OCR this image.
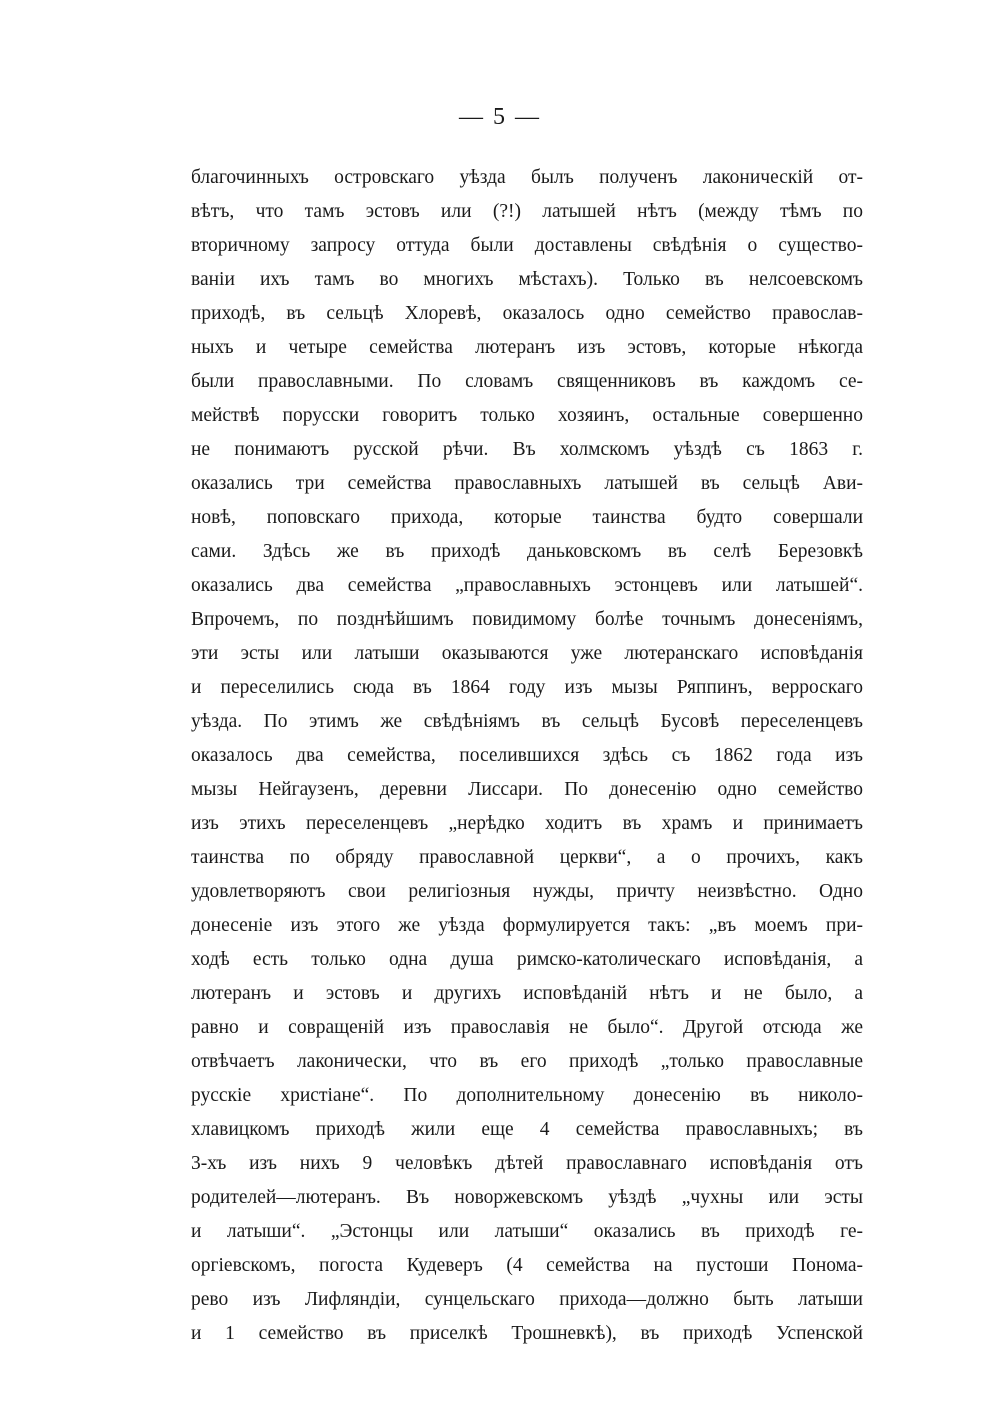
— 5 —
благочинныхъ островскаго уѣзда былъ полученъ лаконическій от-
вѣтъ, что тамъ эстовъ или (?!) латышей нѣтъ (между тѣмъ по
вторичному запросу оттуда были доставлены свѣдѣнія о существо-
ваніи ихъ тамъ во многихъ мѣстахъ). Только въ нелсоевскомъ
приходѣ, въ сельцѣ Хлоревѣ, оказалось одно семейство православ-
ныхъ и четыре семейства лютеранъ изъ эстовъ, которые нѣкогда
были православными. По словамъ священниковъ въ каждомъ се-
мействѣ порусски говоритъ только хозяинъ, остальные совершенно
не понимаютъ русской рѣчи. Въ холмскомъ уѣздѣ съ 1863 г.
оказались три семейства православныхъ латышей въ сельцѣ Ави-
новѣ, поповскаго прихода, которые таинства будто совершали
сами. Здѣсь же въ приходѣ даньковскомъ въ селѣ Березовкѣ
оказались два семейства „православныхъ эстонцевъ или латышей“.
Впрочемъ, по позднѣйшимъ повидимому болѣе точнымъ донесеніямъ,
эти эсты или латыши оказываются уже лютеранскаго исповѣданія
и переселились сюда въ 1864 году изъ мызы Ряппинъ, верроскаго
уѣзда. По этимъ же свѣдѣніямъ въ сельцѣ Бусовѣ переселенцевъ
оказалось два семейства, поселившихся здѣсь съ 1862 года изъ
мызы Нейгаузенъ, деревни Лиссари. По донесенію одно семейство
изъ этихъ переселенцевъ „нерѣдко ходитъ въ храмъ и принимаетъ
таинства по обряду православной церкви“, а о прочихъ, какъ
удовлетворяютъ свои религіозныя нужды, причту неизвѣстно. Одно
донесеніе изъ этого же уѣзда формулируется такъ: „въ моемъ при-
ходѣ есть только одна душа римско-католическаго исповѣданія, а
лютеранъ и эстовъ и другихъ исповѣданій нѣтъ и не было, а
равно и совращеній изъ православія не было“. Другой отсюда же
отвѣчаетъ лаконически, что въ его приходѣ „только православные
русскіе христіане“. По дополнительному донесенію въ николо-
хлавицкомъ приходѣ жили еще 4 семейства православныхъ; въ
3-хъ изъ нихъ 9 человѣкъ дѣтей православнаго исповѣданія отъ
родителей—лютеранъ. Въ новоржевскомъ уѣздѣ „чухны или эсты
и латыши“. „Эстонцы или латыши“ оказались въ приходѣ ге-
оргіевскомъ, погоста Кудеверъ (4 семейства на пустоши Понома-
рево изъ Лифляндіи, сунцельскаго прихода—должно быть латыши
и 1 семейство въ приселкѣ Трошневкѣ), въ приходѣ Успенской
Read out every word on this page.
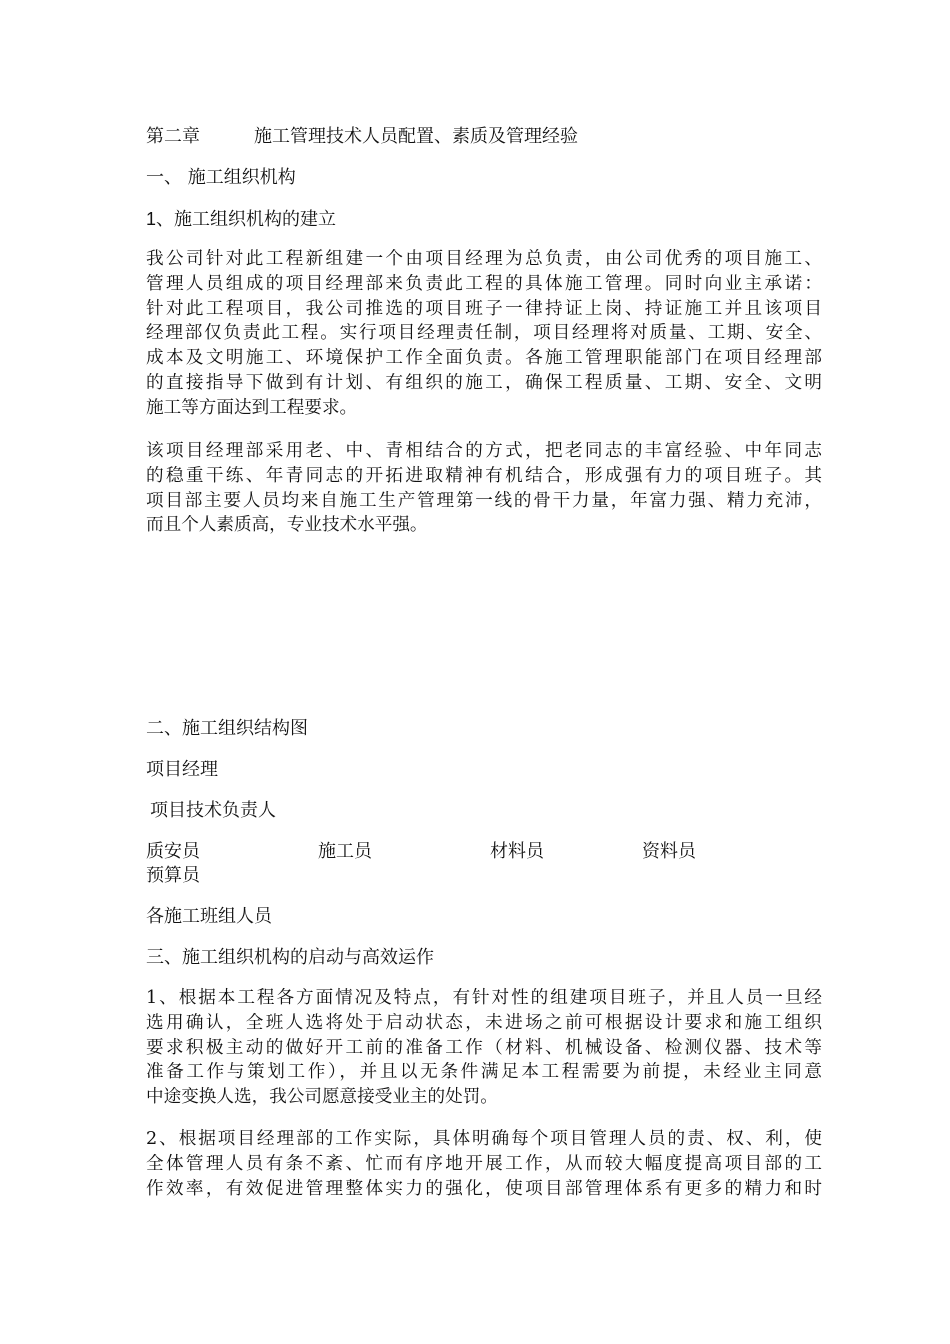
第二章	施工管理技术人员配置、素质及管理经验
一、 施工组织机构
1、施工组织机构的建立
我公司针对此工程新组建一个由项目经理为总负责，由公司优秀的项目施工、
管理人员组成的项目经理部来负责此工程的具体施工管理。同时向业主承诺：
针对此工程项目，我公司推选的项目班子一律持证上岗、持证施工并且该项目
经理部仅负责此工程。实行项目经理责任制，项目经理将对质量、工期、安全、
成本及文明施工、环境保护工作全面负责。各施工管理职能部门在项目经理部
的直接指导下做到有计划、有组织的施工，确保工程质量、工期、安全、文明
施工等方面达到工程要求。
该项目经理部采用老、中、青相结合的方式，把老同志的丰富经验、中年同志
的稳重干练、年青同志的开拓进取精神有机结合，形成强有力的项目班子。其
项目部主要人员均来自施工生产管理第一线的骨干力量，年富力强、精力充沛，
而且个人素质高，专业技术水平强。
二、施工组织结构图
项目经理
项目技术负责人
质安员	施工员	材料员	资料员
预算员
各施工班组人员
三、施工组织机构的启动与高效运作
1、根据本工程各方面情况及特点，有针对性的组建项目班子，并且人员一旦经
选用确认，全班人选将处于启动状态，未进场之前可根据设计要求和施工组织
要求积极主动的做好开工前的准备工作（材料、机械设备、检测仪器、技术等
准备工作与策划工作），并且以无条件满足本工程需要为前提，未经业主同意
中途变换人选，我公司愿意接受业主的处罚。
2、根据项目经理部的工作实际，具体明确每个项目管理人员的责、权、利，使
全体管理人员有条不紊、忙而有序地开展工作，从而较大幅度提高项目部的工
作效率，有效促进管理整体实力的强化，使项目部管理体系有更多的精力和时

**TASK STATEMENT**
Set down every entry word for word, but omit the pictures.

**THE ANSWER**
OCR this image.
— 5 —
благочинныхъ островскаго уѣзда былъ полученъ лаконическій от-
вѣтъ, что тамъ эстовъ или (?!) латышей нѣтъ (между тѣмъ по
вторичному запросу оттуда были доставлены свѣдѣнія о существо-
ваніи ихъ тамъ во многихъ мѣстахъ). Только въ нелсоевскомъ
приходѣ, въ сельцѣ Хлоревѣ, оказалось одно семейство православ-
ныхъ и четыре семейства лютеранъ изъ эстовъ, которые нѣкогда
были православными. По словамъ священниковъ въ каждомъ се-
мействѣ порусски говоритъ только хозяинъ, остальные совершенно
не понимаютъ русской рѣчи. Въ холмскомъ уѣздѣ съ 1863 г.
оказались три семейства православныхъ латышей въ сельцѣ Ави-
новѣ, поповскаго прихода, которые таинства будто совершали
сами. Здѣсь же въ приходѣ даньковскомъ въ селѣ Березовкѣ
оказались два семейства „православныхъ эстонцевъ или латышей“.
Впрочемъ, по позднѣйшимъ повидимому болѣе точнымъ донесеніямъ,
эти эсты или латыши оказываются уже лютеранскаго исповѣданія
и переселились сюда въ 1864 году изъ мызы Ряппинъ, верроскаго
уѣзда. По этимъ же свѣдѣніямъ въ сельцѣ Бусовѣ переселенцевъ
оказалось два семейства, поселившихся здѣсь съ 1862 года изъ
мызы Нейгаузенъ, деревни Лиссари. По донесенію одно семейство
изъ этихъ переселенцевъ „нерѣдко ходитъ въ храмъ и принимаетъ
таинства по обряду православной церкви“, а о прочихъ, какъ
удовлетворяютъ свои религіозныя нужды, причту неизвѣстно. Одно
донесеніе изъ этого же уѣзда формулируется такъ: „въ моемъ при-
ходѣ есть только одна душа римско-католическаго исповѣданія, а
лютеранъ и эстовъ и другихъ исповѣданій нѣтъ и не было, а
равно и совращеній изъ православія не было“. Другой отсюда же
отвѣчаетъ лаконически, что въ его приходѣ „только православные
русскіе христіане“. По дополнительному донесенію въ николо-
хлавицкомъ приходѣ жили еще 4 семейства православныхъ; въ
3-хъ изъ нихъ 9 человѣкъ дѣтей православнаго исповѣданія отъ
родителей—лютеранъ. Въ новоржевскомъ уѣздѣ „чухны или эсты
и латыши“. „Эстонцы или латыши“ оказались въ приходѣ ге-
оргіевскомъ, погоста Кудеверъ (4 семейства на пустоши Понома-
рево изъ Лифляндіи, сунцельскаго прихода—должно быть латыши
и 1 семейство въ приселкѣ Трошневкѣ), въ приходѣ Успенской
Read out every word on this page.
第二章	施工管理技术人员配置、素质及管理经验
一、 施工组织机构
1、施工组织机构的建立
我公司针对此工程新组建一个由项目经理为总负责，由公司优秀的项目施工、
管理人员组成的项目经理部来负责此工程的具体施工管理。同时向业主承诺：
针对此工程项目，我公司推选的项目班子一律持证上岗、持证施工并且该项目
经理部仅负责此工程。实行项目经理责任制，项目经理将对质量、工期、安全、
成本及文明施工、环境保护工作全面负责。各施工管理职能部门在项目经理部
的直接指导下做到有计划、有组织的施工，确保工程质量、工期、安全、文明
施工等方面达到工程要求。
该项目经理部采用老、中、青相结合的方式，把老同志的丰富经验、中年同志
的稳重干练、年青同志的开拓进取精神有机结合，形成强有力的项目班子。其
项目部主要人员均来自施工生产管理第一线的骨干力量，年富力强、精力充沛，
而且个人素质高，专业技术水平强。
二、施工组织结构图
项目经理
项目技术负责人
质安员	施工员	材料员	资料员
预算员
各施工班组人员
三、施工组织机构的启动与高效运作
1、根据本工程各方面情况及特点，有针对性的组建项目班子，并且人员一旦经
选用确认，全班人选将处于启动状态，未进场之前可根据设计要求和施工组织
要求积极主动的做好开工前的准备工作（材料、机械设备、检测仪器、技术等
准备工作与策划工作），并且以无条件满足本工程需要为前提，未经业主同意
中途变换人选，我公司愿意接受业主的处罚。
2、根据项目经理部的工作实际，具体明确每个项目管理人员的责、权、利，使
全体管理人员有条不紊、忙而有序地开展工作，从而较大幅度提高项目部的工
作效率，有效促进管理整体实力的强化，使项目部管理体系有更多的精力和时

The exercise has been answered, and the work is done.